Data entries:

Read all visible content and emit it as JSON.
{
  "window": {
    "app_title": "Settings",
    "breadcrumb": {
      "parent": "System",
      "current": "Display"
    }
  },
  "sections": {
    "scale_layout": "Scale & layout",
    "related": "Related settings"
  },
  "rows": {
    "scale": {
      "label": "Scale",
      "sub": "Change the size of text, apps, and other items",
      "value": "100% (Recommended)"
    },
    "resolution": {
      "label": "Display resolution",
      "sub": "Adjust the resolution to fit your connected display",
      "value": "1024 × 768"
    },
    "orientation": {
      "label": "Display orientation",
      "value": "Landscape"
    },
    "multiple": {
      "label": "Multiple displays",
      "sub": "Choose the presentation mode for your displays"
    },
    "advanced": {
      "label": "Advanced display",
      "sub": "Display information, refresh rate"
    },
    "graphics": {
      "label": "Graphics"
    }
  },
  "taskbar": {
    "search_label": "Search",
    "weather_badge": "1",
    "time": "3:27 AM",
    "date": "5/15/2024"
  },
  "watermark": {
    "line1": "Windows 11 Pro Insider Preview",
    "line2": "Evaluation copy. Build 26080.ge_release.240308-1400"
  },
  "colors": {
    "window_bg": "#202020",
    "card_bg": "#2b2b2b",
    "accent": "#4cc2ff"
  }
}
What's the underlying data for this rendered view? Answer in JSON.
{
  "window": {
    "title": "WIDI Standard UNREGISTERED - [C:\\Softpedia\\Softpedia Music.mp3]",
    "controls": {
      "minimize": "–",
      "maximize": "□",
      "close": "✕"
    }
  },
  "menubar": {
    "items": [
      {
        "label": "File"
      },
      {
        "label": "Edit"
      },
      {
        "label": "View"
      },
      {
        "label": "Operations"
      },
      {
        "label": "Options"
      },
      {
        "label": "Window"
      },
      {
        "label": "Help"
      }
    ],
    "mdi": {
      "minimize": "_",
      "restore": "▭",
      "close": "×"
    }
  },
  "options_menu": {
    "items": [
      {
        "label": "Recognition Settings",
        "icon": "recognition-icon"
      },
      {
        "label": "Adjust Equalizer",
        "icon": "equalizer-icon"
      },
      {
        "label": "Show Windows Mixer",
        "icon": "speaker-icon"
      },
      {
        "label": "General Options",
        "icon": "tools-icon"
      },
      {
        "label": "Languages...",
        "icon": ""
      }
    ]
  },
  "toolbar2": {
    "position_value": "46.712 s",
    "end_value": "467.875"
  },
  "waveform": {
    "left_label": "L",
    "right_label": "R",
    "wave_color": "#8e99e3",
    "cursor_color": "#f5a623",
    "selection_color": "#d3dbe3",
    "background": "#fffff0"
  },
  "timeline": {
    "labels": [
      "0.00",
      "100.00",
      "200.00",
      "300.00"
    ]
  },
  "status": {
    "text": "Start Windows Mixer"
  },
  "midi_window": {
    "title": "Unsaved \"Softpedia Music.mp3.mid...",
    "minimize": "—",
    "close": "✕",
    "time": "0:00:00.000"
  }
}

• Request:
Reproduce the data, keeping every line exactly the same.

• Reply:
Read all visible content and emit it as JSON.
{
  "window": {
    "app_title": "Settings",
    "breadcrumb": {
      "parent": "System",
      "current": "Display"
    }
  },
  "sections": {
    "scale_layout": "Scale & layout",
    "related": "Related settings"
  },
  "rows": {
    "scale": {
      "label": "Scale",
      "sub": "Change the size of text, apps, and other items",
      "value": "100% (Recommended)"
    },
    "resolution": {
      "label": "Display resolution",
      "sub": "Adjust the resolution to fit your connected display",
      "value": "1024 × 768"
    },
    "orientation": {
      "label": "Display orientation",
      "value": "Landscape"
    },
    "multiple": {
      "label": "Multiple displays",
      "sub": "Choose the presentation mode for your displays"
    },
    "advanced": {
      "label": "Advanced display",
      "sub": "Display information, refresh rate"
    },
    "graphics": {
      "label": "Graphics"
    }
  },
  "taskbar": {
    "search_label": "Search",
    "weather_badge": "1",
    "time": "3:27 AM",
    "date": "5/15/2024"
  },
  "watermark": {
    "line1": "Windows 11 Pro Insider Preview",
    "line2": "Evaluation copy. Build 26080.ge_release.240308-1400"
  },
  "colors": {
    "window_bg": "#202020",
    "card_bg": "#2b2b2b",
    "accent": "#4cc2ff"
  }
}
What's the underlying data for this rendered view? Answer in JSON.
{
  "window": {
    "title": "WIDI Standard UNREGISTERED - [C:\\Softpedia\\Softpedia Music.mp3]",
    "controls": {
      "minimize": "–",
      "maximize": "□",
      "close": "✕"
    }
  },
  "menubar": {
    "items": [
      {
        "label": "File"
      },
      {
        "label": "Edit"
      },
      {
        "label": "View"
      },
      {
        "label": "Operations"
      },
      {
        "label": "Options"
      },
      {
        "label": "Window"
      },
      {
        "label": "Help"
      }
    ],
    "mdi": {
      "minimize": "_",
      "restore": "▭",
      "close": "×"
    }
  },
  "options_menu": {
    "items": [
      {
        "label": "Recognition Settings",
        "icon": "recognition-icon"
      },
      {
        "label": "Adjust Equalizer",
        "icon": "equalizer-icon"
      },
      {
        "label": "Show Windows Mixer",
        "icon": "speaker-icon"
      },
      {
        "label": "General Options",
        "icon": "tools-icon"
      },
      {
        "label": "Languages...",
        "icon": ""
      }
    ]
  },
  "toolbar2": {
    "position_value": "46.712 s",
    "end_value": "467.875"
  },
  "waveform": {
    "left_label": "L",
    "right_label": "R",
    "wave_color": "#8e99e3",
    "cursor_color": "#f5a623",
    "selection_color": "#d3dbe3",
    "background": "#fffff0"
  },
  "timeline": {
    "labels": [
      "0.00",
      "100.00",
      "200.00",
      "300.00"
    ]
  },
  "status": {
    "text": "Start Windows Mixer"
  },
  "midi_window": {
    "title": "Unsaved \"Softpedia Music.mp3.mid...",
    "minimize": "—",
    "close": "✕",
    "time": "0:00:00.000"
  }
}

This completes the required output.